Data records:
_ _ _ _

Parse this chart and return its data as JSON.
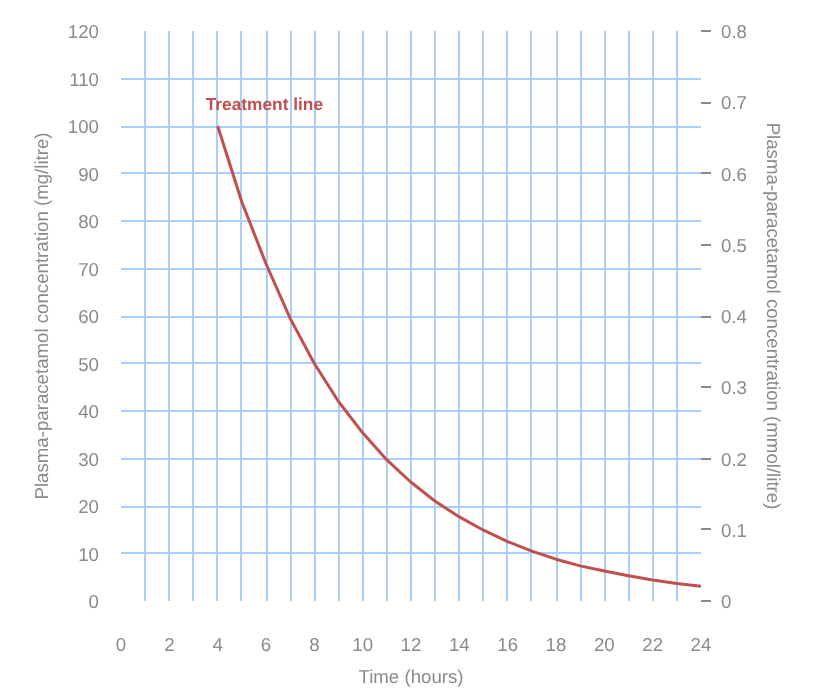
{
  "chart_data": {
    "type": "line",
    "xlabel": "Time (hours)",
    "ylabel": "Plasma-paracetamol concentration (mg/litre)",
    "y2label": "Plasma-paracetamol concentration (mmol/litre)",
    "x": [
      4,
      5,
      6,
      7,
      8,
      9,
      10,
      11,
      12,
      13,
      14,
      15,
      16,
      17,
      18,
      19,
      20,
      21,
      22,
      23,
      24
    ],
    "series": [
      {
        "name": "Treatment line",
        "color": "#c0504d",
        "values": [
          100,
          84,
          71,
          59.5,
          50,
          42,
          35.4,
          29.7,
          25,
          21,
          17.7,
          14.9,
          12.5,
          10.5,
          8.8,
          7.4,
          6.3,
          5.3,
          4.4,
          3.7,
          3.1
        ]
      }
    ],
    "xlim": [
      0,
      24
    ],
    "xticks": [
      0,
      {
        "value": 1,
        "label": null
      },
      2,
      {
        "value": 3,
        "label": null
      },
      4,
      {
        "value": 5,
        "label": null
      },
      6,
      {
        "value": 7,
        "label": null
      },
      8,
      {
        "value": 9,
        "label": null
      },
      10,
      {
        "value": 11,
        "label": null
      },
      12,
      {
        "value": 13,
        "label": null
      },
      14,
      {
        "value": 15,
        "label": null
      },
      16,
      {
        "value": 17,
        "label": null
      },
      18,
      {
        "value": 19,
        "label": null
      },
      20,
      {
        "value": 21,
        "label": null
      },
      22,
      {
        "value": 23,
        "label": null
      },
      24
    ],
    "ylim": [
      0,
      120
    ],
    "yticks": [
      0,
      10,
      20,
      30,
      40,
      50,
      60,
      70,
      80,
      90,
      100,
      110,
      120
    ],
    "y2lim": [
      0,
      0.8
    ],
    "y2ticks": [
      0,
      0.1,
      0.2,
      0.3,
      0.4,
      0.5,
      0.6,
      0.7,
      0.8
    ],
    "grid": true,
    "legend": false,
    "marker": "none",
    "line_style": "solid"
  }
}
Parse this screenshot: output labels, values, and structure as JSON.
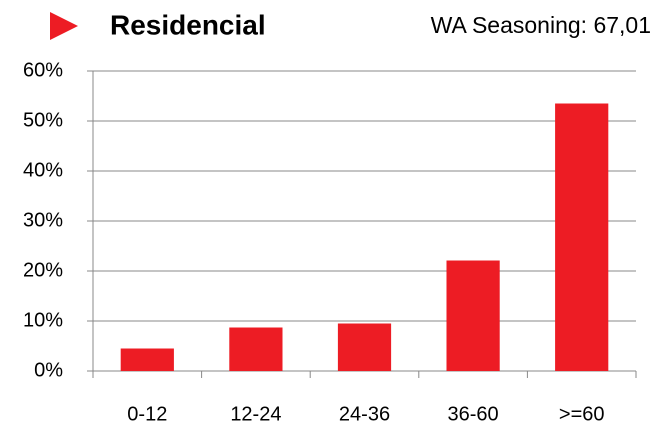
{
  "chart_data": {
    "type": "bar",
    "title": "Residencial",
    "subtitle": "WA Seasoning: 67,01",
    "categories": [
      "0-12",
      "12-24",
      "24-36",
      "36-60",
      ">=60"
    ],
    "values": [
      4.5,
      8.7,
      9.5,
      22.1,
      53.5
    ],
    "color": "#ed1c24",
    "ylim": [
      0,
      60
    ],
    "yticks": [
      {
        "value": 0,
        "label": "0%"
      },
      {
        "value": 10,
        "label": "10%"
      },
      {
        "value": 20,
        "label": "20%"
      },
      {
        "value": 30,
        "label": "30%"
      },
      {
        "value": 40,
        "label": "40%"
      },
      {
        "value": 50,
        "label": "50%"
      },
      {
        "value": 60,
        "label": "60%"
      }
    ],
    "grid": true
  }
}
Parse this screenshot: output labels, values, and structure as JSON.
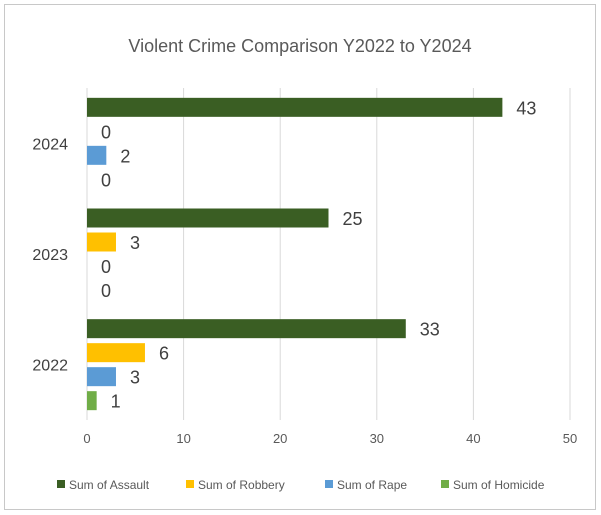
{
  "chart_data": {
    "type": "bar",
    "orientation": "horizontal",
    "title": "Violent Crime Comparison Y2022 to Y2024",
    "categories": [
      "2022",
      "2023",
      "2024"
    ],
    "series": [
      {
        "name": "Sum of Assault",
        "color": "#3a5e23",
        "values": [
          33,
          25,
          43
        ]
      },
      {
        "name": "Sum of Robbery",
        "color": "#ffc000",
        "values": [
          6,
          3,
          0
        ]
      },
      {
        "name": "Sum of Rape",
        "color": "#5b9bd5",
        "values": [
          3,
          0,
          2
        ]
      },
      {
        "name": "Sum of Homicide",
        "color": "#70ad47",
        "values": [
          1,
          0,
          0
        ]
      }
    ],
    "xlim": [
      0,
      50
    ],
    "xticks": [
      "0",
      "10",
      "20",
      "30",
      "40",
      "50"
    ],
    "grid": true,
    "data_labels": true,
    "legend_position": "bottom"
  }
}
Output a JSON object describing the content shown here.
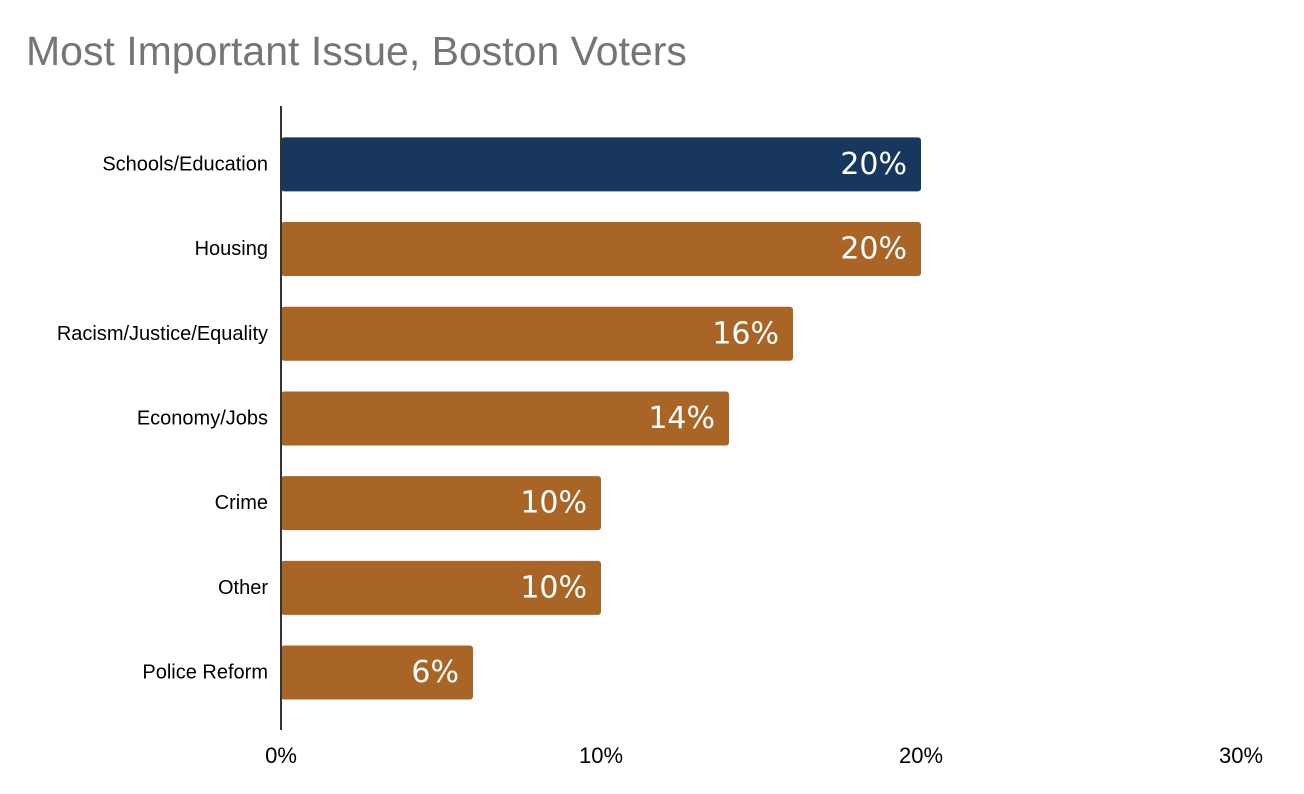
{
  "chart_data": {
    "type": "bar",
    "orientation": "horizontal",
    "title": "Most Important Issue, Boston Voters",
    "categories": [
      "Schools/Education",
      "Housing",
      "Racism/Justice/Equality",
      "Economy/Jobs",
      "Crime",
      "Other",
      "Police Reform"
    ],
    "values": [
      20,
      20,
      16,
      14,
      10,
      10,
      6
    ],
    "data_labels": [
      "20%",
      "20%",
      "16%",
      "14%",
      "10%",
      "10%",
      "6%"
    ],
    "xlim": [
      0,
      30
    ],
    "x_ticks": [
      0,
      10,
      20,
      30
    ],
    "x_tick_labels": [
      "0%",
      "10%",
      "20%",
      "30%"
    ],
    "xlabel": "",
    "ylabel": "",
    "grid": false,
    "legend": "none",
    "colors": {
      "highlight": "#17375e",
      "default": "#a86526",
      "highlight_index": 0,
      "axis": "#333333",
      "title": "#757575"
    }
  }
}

_ _ _ _

What needs to be done:
Output the span from the line with "Output a JSON" through the last line of the data, inclusive and exact, and omit every picture.

Exercise output:
Output a JSON object describing the content shown here.
{
  "chart_data": {
    "type": "bar",
    "orientation": "horizontal",
    "title": "Most Important Issue, Boston Voters",
    "categories": [
      "Schools/Education",
      "Housing",
      "Racism/Justice/Equality",
      "Economy/Jobs",
      "Crime",
      "Other",
      "Police Reform"
    ],
    "values": [
      20,
      20,
      16,
      14,
      10,
      10,
      6
    ],
    "data_labels": [
      "20%",
      "20%",
      "16%",
      "14%",
      "10%",
      "10%",
      "6%"
    ],
    "xlim": [
      0,
      30
    ],
    "x_ticks": [
      0,
      10,
      20,
      30
    ],
    "x_tick_labels": [
      "0%",
      "10%",
      "20%",
      "30%"
    ],
    "xlabel": "",
    "ylabel": "",
    "grid": false,
    "legend": "none",
    "colors": {
      "highlight": "#17375e",
      "default": "#a86526",
      "highlight_index": 0,
      "axis": "#333333",
      "title": "#757575"
    }
  }
}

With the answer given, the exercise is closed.